▸ DO THIS
Convert the material, starting at the line containing "List every element" and ending at the line containing "svg-text:2.71: 2.71 <box>655", into a Markdown table with the columns "Row" and "Text". Number each line in order and omit blank lines.

▸ SOURCE DATA

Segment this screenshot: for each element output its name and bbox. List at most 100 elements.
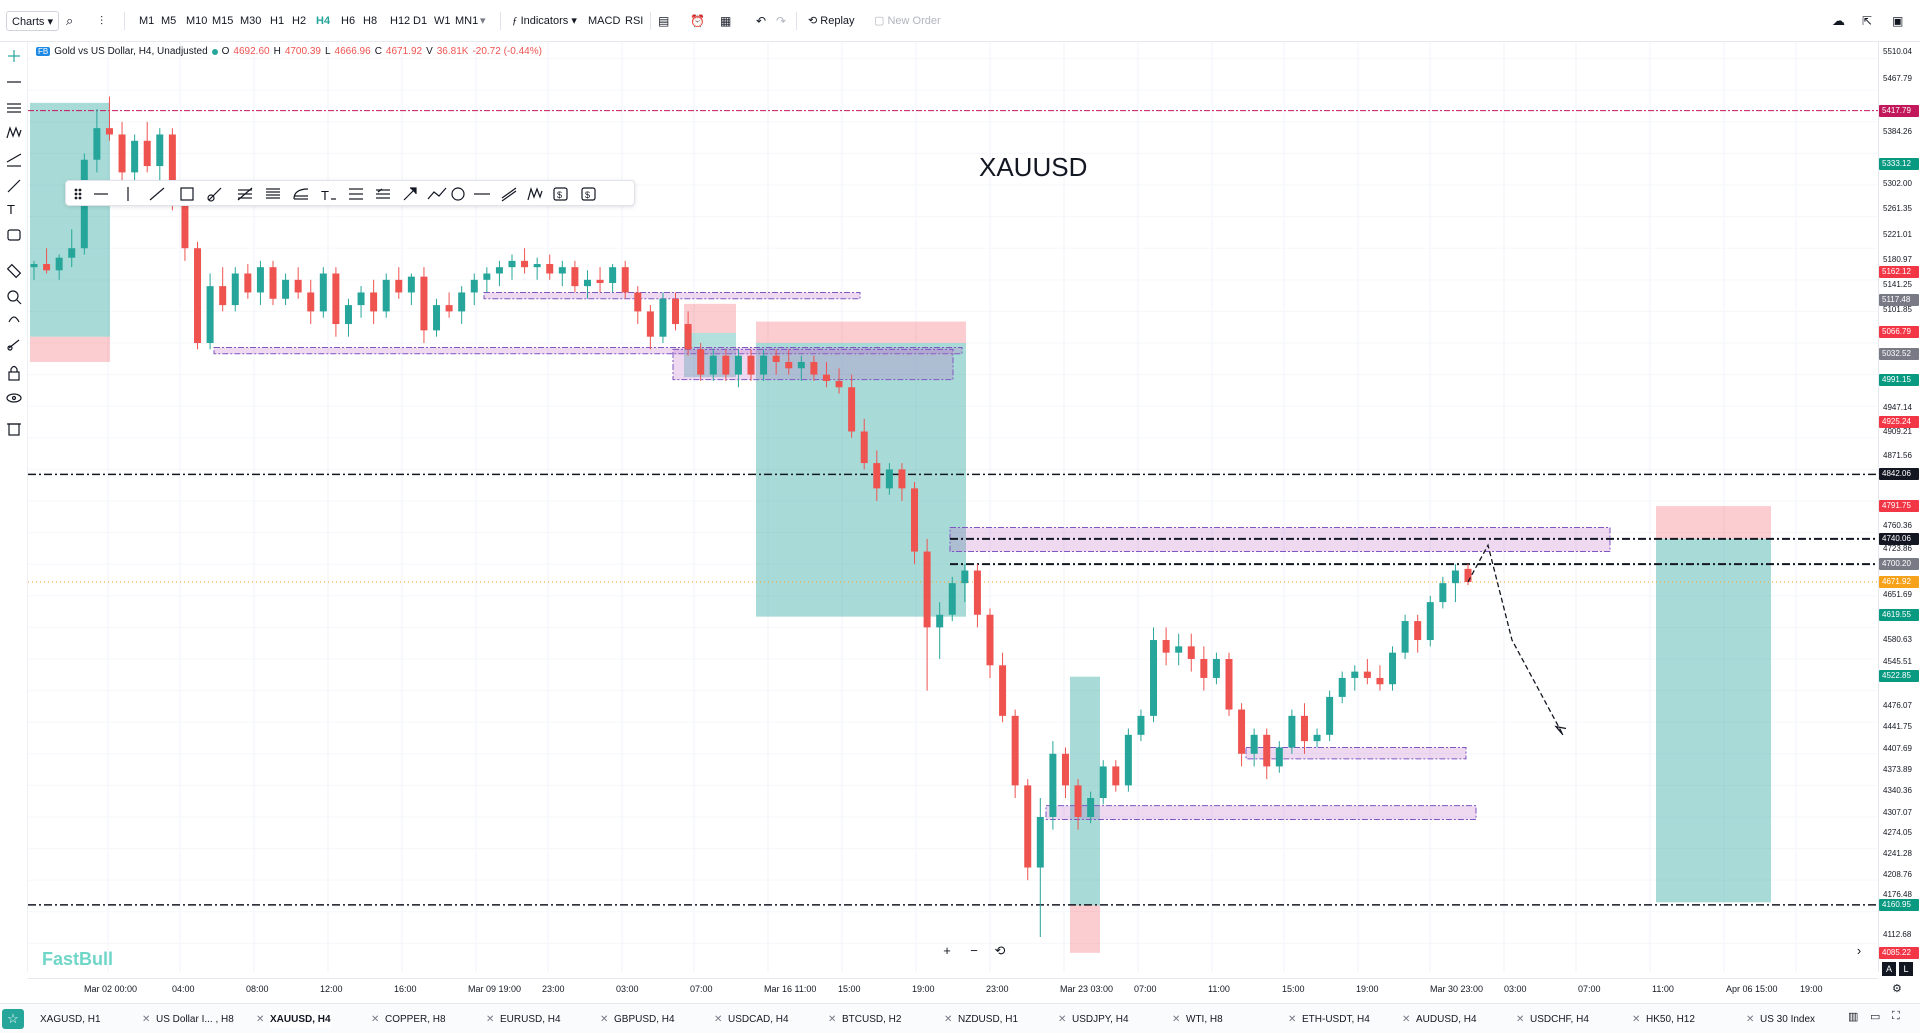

--

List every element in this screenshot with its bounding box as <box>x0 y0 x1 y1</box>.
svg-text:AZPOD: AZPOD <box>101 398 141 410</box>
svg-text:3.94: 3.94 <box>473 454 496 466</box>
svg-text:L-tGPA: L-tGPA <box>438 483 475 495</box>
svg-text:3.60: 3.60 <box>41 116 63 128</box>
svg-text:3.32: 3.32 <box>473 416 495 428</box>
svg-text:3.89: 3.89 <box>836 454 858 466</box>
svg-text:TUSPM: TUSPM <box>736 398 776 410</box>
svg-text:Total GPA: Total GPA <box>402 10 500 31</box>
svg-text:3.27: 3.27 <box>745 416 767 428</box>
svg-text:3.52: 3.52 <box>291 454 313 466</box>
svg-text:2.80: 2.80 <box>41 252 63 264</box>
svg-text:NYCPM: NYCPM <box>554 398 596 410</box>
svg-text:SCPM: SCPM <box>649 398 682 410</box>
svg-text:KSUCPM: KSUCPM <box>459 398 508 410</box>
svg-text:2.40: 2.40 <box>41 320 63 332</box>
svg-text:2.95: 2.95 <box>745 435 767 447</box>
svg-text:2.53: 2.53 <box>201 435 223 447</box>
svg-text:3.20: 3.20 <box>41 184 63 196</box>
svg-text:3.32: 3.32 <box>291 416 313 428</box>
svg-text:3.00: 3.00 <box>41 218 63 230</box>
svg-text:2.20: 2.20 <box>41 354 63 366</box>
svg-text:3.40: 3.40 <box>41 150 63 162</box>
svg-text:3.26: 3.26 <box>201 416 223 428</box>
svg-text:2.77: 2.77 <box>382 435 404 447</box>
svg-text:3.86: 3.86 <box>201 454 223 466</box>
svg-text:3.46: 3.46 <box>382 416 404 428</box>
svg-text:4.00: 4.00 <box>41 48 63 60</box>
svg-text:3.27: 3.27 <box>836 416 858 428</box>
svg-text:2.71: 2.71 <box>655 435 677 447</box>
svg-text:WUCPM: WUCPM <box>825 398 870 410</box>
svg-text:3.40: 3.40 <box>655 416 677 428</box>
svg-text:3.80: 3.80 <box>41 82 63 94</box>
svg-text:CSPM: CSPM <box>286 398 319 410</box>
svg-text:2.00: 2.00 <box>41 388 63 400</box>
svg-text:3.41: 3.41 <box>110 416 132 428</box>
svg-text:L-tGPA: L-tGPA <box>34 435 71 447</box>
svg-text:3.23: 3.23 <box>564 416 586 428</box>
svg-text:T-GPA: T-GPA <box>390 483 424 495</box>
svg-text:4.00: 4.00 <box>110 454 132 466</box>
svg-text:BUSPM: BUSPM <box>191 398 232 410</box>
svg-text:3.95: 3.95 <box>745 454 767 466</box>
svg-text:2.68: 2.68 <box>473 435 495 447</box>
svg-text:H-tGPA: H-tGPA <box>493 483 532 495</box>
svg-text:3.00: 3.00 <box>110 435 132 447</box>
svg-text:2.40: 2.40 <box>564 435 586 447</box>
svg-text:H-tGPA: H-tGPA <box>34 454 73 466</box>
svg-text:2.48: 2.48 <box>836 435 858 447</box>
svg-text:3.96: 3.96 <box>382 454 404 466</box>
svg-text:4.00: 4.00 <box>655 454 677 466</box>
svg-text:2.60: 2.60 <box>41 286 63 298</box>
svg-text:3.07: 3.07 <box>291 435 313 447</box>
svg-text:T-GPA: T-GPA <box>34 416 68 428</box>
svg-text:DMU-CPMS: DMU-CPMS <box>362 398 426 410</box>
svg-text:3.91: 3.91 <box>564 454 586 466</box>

...

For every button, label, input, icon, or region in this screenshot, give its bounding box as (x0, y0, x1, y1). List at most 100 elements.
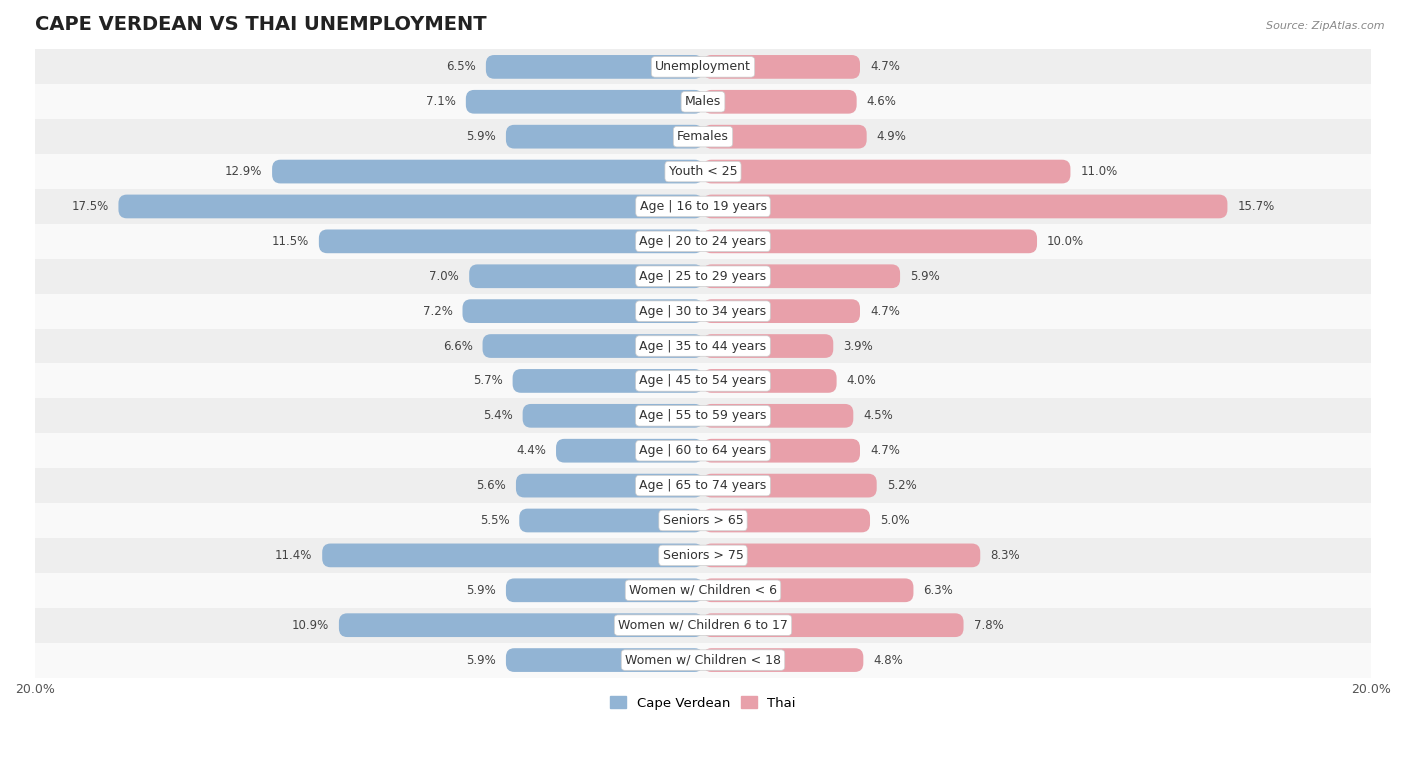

▸ TASK ANSWER
| Row | Text |
|---|---|
| 1 | List every element in this screenshot with its bounding box as <box>x0 y0 x1 y1</box>. |
| 2 | svg-text:AZPOD: AZPOD <box>101 398 141 410</box> |
| 3 | svg-text:3.94: 3.94 <box>473 454 496 466</box> |
| 4 | svg-text:L-tGPA: L-tGPA <box>438 483 475 495</box> |
| 5 | svg-text:3.60: 3.60 <box>41 116 63 128</box> |
| 6 | svg-text:3.32: 3.32 <box>473 416 495 428</box> |
| 7 | svg-text:3.89: 3.89 <box>836 454 858 466</box> |
| 8 | svg-text:TUSPM: TUSPM <box>736 398 776 410</box> |
| 9 | svg-text:Total GPA: Total GPA <box>402 10 500 31</box> |
| 10 | svg-text:3.27: 3.27 <box>745 416 767 428</box> |
| 11 | svg-text:3.52: 3.52 <box>291 454 313 466</box> |
| 12 | svg-text:2.80: 2.80 <box>41 252 63 264</box> |
| 13 | svg-text:NYCPM: NYCPM <box>554 398 596 410</box> |
| 14 | svg-text:SCPM: SCPM <box>649 398 682 410</box> |
| 15 | svg-text:KSUCPM: KSUCPM <box>459 398 508 410</box> |
| 16 | svg-text:2.40: 2.40 <box>41 320 63 332</box> |
| 17 | svg-text:2.95: 2.95 <box>745 435 767 447</box> |
| 18 | svg-text:2.53: 2.53 <box>201 435 223 447</box> |
| 19 | svg-text:3.20: 3.20 <box>41 184 63 196</box> |
| 20 | svg-text:3.32: 3.32 <box>291 416 313 428</box> |
| 21 | svg-text:3.00: 3.00 <box>41 218 63 230</box> |
| 22 | svg-text:2.20: 2.20 <box>41 354 63 366</box> |
| 23 | svg-text:3.40: 3.40 <box>41 150 63 162</box> |
| 24 | svg-text:3.26: 3.26 <box>201 416 223 428</box> |
| 25 | svg-text:2.77: 2.77 <box>382 435 404 447</box> |
| 26 | svg-text:3.86: 3.86 <box>201 454 223 466</box> |
| 27 | svg-text:3.46: 3.46 <box>382 416 404 428</box> |
| 28 | svg-text:4.00: 4.00 <box>41 48 63 60</box> |
| 29 | svg-text:3.27: 3.27 <box>836 416 858 428</box> |
| 30 | svg-text:2.71: 2.71 <box>655 435 677 447</box> |